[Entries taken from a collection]
-.-.-
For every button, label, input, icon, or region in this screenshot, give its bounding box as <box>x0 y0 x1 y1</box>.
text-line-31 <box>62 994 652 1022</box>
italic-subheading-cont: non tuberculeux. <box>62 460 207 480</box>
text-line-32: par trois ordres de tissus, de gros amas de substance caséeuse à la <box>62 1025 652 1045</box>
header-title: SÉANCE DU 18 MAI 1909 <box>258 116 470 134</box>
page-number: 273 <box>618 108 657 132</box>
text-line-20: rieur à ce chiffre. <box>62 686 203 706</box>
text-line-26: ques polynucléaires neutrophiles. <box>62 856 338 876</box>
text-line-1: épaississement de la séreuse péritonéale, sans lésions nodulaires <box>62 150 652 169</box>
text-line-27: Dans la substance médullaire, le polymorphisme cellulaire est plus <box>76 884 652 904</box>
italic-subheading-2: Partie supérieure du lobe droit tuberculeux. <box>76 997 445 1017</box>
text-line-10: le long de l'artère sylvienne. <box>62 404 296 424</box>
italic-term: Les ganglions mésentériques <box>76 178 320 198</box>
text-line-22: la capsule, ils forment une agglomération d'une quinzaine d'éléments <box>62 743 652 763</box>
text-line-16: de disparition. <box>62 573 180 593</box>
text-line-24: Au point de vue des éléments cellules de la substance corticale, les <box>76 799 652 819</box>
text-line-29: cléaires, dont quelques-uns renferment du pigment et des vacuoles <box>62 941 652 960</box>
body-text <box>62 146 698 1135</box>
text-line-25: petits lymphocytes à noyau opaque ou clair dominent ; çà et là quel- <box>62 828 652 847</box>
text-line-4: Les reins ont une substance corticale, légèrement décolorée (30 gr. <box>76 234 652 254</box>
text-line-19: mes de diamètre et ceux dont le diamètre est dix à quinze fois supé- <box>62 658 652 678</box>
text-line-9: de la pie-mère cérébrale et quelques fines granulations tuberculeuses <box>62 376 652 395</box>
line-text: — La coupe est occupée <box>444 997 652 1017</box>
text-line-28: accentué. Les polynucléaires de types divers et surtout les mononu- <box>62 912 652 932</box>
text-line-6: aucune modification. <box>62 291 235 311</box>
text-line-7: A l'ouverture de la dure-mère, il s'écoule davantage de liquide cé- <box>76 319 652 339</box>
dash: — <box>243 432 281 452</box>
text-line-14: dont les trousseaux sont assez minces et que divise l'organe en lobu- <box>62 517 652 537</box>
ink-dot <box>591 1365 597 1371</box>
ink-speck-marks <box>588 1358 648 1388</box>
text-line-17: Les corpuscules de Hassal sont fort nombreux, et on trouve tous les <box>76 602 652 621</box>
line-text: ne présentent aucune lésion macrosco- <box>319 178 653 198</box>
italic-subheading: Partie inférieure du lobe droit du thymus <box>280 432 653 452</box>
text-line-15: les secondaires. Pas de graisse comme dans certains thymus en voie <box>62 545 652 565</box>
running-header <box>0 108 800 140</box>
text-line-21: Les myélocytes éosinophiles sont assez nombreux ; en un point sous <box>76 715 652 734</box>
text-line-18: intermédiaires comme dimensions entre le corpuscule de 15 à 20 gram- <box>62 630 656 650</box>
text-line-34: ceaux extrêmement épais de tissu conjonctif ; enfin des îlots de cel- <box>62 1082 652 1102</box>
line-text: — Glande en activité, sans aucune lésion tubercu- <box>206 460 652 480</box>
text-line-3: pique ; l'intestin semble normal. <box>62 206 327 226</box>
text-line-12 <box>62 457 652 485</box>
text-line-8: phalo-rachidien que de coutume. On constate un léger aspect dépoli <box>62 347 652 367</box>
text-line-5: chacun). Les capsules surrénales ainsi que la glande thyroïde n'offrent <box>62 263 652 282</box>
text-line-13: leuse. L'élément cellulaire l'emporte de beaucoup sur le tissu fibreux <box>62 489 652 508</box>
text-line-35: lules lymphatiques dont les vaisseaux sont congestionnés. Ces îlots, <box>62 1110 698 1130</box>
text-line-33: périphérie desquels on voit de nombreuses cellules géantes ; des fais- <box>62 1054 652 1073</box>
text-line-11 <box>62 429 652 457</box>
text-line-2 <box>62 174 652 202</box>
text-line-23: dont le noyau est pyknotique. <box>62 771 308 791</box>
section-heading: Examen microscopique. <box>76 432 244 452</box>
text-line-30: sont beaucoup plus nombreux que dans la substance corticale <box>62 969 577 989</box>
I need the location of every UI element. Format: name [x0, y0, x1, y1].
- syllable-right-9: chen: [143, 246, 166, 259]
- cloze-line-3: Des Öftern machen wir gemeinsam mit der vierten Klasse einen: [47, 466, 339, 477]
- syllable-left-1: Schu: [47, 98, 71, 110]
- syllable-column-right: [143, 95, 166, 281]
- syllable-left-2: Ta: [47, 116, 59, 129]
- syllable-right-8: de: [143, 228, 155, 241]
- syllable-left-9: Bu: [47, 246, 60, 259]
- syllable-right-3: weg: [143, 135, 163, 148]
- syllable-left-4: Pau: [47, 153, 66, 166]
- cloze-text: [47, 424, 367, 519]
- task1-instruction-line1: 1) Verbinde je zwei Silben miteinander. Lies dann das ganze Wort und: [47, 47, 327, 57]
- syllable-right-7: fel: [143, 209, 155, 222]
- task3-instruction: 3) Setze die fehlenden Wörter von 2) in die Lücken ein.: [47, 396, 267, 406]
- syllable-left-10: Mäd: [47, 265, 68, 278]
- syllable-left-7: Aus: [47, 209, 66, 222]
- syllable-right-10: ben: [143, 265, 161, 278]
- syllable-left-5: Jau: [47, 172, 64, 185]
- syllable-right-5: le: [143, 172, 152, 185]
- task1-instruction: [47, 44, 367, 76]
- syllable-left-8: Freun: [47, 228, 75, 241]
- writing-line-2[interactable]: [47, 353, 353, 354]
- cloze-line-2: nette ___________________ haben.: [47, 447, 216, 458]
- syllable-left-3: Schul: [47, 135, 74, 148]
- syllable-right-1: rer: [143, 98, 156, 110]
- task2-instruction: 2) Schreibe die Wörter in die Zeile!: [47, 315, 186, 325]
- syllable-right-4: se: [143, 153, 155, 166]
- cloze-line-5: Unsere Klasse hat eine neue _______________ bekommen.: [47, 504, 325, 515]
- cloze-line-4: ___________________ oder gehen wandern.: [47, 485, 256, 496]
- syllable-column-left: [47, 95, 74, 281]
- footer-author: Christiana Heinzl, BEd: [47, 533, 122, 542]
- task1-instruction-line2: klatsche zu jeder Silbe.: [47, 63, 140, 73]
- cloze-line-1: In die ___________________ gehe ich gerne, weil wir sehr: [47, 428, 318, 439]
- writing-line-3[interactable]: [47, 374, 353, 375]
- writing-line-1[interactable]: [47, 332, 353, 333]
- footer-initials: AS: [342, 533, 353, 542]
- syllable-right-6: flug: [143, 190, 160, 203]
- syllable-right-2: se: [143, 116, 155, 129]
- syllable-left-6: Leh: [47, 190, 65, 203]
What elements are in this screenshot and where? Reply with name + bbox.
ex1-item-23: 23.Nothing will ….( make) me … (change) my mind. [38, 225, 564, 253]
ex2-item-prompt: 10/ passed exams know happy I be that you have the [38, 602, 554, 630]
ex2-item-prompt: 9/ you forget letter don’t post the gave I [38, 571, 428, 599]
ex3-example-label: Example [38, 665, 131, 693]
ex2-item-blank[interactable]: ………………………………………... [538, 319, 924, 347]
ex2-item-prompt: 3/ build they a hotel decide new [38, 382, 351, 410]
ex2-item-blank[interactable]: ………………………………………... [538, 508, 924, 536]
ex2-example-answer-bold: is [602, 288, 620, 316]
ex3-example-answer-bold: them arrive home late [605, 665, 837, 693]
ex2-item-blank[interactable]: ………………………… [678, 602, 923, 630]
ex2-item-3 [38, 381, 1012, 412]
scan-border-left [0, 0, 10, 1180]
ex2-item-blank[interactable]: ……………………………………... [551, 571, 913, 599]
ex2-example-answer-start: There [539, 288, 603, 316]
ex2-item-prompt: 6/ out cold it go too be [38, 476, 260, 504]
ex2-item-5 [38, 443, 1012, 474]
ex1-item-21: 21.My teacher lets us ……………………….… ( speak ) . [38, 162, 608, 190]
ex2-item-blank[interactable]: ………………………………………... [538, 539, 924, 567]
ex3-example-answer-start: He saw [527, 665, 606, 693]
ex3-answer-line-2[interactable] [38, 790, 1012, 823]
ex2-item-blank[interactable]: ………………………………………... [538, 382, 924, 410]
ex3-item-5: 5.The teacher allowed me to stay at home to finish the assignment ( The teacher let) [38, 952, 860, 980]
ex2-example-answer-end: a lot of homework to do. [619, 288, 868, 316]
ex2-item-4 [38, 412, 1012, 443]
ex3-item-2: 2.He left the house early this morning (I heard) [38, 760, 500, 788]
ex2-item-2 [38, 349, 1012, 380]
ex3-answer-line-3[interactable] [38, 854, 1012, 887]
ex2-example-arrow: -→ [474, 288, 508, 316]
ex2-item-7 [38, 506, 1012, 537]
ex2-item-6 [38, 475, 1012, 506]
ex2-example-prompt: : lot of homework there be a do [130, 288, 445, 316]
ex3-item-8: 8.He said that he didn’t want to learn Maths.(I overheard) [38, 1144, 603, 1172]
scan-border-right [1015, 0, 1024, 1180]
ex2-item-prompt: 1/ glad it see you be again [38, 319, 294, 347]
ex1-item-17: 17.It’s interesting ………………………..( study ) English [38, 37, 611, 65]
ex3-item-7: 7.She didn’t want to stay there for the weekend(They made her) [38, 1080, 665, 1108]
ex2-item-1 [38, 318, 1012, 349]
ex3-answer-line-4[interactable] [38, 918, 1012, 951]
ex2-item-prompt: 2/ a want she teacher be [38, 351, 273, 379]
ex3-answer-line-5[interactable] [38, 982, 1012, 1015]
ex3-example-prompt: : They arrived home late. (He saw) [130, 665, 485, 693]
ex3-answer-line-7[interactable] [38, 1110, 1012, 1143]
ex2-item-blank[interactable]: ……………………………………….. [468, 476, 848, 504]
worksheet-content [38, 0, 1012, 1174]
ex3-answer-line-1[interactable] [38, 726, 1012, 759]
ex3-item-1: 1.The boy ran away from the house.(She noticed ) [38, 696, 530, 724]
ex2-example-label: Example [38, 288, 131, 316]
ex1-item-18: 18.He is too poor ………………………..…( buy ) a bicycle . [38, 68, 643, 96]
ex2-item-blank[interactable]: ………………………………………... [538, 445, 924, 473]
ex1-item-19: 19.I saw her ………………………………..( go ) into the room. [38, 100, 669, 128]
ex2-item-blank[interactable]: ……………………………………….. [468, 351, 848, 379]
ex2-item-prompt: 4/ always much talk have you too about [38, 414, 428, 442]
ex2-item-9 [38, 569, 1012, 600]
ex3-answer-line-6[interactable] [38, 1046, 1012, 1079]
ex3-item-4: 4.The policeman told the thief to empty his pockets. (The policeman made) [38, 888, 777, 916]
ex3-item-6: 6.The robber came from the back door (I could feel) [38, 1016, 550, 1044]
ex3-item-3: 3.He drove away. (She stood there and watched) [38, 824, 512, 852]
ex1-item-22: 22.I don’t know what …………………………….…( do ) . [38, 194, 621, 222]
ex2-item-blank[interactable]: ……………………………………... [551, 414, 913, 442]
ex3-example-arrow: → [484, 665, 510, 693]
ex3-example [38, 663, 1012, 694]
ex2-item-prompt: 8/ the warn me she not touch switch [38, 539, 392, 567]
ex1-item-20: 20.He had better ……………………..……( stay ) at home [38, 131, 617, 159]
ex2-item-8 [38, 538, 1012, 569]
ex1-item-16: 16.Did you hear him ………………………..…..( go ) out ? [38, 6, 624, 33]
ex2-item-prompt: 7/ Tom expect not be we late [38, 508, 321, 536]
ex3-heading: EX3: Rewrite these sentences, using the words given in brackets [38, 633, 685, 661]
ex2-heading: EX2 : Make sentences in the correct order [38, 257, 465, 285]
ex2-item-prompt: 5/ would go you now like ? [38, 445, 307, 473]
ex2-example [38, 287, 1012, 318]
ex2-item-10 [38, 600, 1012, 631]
-.-.-
» Stated goal
Copy the lines verbatim, starting at the first line of the items and ending with the line that contains "text-line-9: de la", including that line.

» Answer to this task
For every button, label, input, icon, or region in this screenshot, give its bounding box as <box>x0 y0 x1 y1</box>.
text-line-31 <box>62 994 652 1022</box>
italic-subheading-cont: non tuberculeux. <box>62 460 207 480</box>
text-line-32: par trois ordres de tissus, de gros amas de substance caséeuse à la <box>62 1025 652 1045</box>
header-title: SÉANCE DU 18 MAI 1909 <box>258 116 470 134</box>
page-number: 273 <box>618 108 657 132</box>
text-line-20: rieur à ce chiffre. <box>62 686 203 706</box>
text-line-26: ques polynucléaires neutrophiles. <box>62 856 338 876</box>
text-line-1: épaississement de la séreuse péritonéale, sans lésions nodulaires <box>62 150 652 169</box>
text-line-27: Dans la substance médullaire, le polymorphisme cellulaire est plus <box>76 884 652 904</box>
italic-subheading-2: Partie supérieure du lobe droit tuberculeux. <box>76 997 445 1017</box>
text-line-10: le long de l'artère sylvienne. <box>62 404 296 424</box>
italic-term: Les ganglions mésentériques <box>76 178 320 198</box>
text-line-22: la capsule, ils forment une agglomération d'une quinzaine d'éléments <box>62 743 652 763</box>
text-line-16: de disparition. <box>62 573 180 593</box>
text-line-24: Au point de vue des éléments cellules de la substance corticale, les <box>76 799 652 819</box>
text-line-29: cléaires, dont quelques-uns renferment du pigment et des vacuoles <box>62 941 652 960</box>
body-text <box>62 146 698 1135</box>
text-line-25: petits lymphocytes à noyau opaque ou clair dominent ; çà et là quel- <box>62 828 652 847</box>
text-line-4: Les reins ont une substance corticale, légèrement décolorée (30 gr. <box>76 234 652 254</box>
text-line-19: mes de diamètre et ceux dont le diamètre est dix à quinze fois supé- <box>62 658 652 678</box>
text-line-9: de la pie-mère cérébrale et quelques fines granulations tuberculeuses <box>62 376 652 395</box>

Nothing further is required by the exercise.